Items from a dataset:
Start
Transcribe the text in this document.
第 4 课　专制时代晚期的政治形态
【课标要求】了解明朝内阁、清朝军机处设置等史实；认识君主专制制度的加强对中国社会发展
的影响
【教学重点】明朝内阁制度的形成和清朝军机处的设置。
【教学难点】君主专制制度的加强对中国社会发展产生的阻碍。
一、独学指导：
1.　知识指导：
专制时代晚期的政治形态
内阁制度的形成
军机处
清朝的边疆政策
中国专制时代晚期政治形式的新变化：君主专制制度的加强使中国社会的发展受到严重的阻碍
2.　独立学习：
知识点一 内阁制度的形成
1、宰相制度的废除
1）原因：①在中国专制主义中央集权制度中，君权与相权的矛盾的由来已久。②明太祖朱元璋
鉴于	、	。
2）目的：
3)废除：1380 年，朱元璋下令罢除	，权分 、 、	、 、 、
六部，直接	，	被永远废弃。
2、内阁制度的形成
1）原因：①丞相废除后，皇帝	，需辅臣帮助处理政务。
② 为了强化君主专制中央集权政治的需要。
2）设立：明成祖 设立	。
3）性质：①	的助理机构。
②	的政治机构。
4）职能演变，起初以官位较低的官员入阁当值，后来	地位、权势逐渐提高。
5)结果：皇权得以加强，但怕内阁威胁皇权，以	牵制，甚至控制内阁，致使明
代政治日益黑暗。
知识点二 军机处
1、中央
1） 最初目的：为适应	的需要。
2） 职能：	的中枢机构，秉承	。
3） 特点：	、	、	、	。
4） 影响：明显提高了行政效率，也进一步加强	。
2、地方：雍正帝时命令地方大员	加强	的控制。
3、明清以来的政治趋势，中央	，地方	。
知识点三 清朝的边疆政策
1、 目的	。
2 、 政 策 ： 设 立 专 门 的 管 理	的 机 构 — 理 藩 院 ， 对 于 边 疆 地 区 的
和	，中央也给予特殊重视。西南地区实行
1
End
→ To be done: Exactly reproduce all of the entries above.

→ Solution to this problem:
Transcribe the text in this document.
第 4 课　专制时代晚期的政治形态
【课标要求】了解明朝内阁、清朝军机处设置等史实；认识君主专制制度的加强对中国社会发展
的影响
【教学重点】明朝内阁制度的形成和清朝军机处的设置。
【教学难点】君主专制制度的加强对中国社会发展产生的阻碍。
一、独学指导：
1.　知识指导：
专制时代晚期的政治形态
内阁制度的形成
军机处
清朝的边疆政策
中国专制时代晚期政治形式的新变化：君主专制制度的加强使中国社会的发展受到严重的阻碍
2.　独立学习：
知识点一 内阁制度的形成
1、宰相制度的废除
1）原因：①在中国专制主义中央集权制度中，君权与相权的矛盾的由来已久。②明太祖朱元璋
鉴于	、	。
2）目的：
3)废除：1380 年，朱元璋下令罢除	，权分 、 、	、 、 、
六部，直接	，	被永远废弃。
2、内阁制度的形成
1）原因：①丞相废除后，皇帝	，需辅臣帮助处理政务。
② 为了强化君主专制中央集权政治的需要。
2）设立：明成祖 设立	。
3）性质：①	的助理机构。
②	的政治机构。
4）职能演变，起初以官位较低的官员入阁当值，后来	地位、权势逐渐提高。
5)结果：皇权得以加强，但怕内阁威胁皇权，以	牵制，甚至控制内阁，致使明
代政治日益黑暗。
知识点二 军机处
1、中央
1） 最初目的：为适应	的需要。
2） 职能：	的中枢机构，秉承	。
3） 特点：	、	、	、	。
4） 影响：明显提高了行政效率，也进一步加强	。
2、地方：雍正帝时命令地方大员	加强	的控制。
3、明清以来的政治趋势，中央	，地方	。
知识点三 清朝的边疆政策
1、 目的	。
2 、 政 策 ： 设 立 专 门 的 管 理	的 机 构 — 理 藩 院 ， 对 于 边 疆 地 区 的
和	，中央也给予特殊重视。西南地区实行
1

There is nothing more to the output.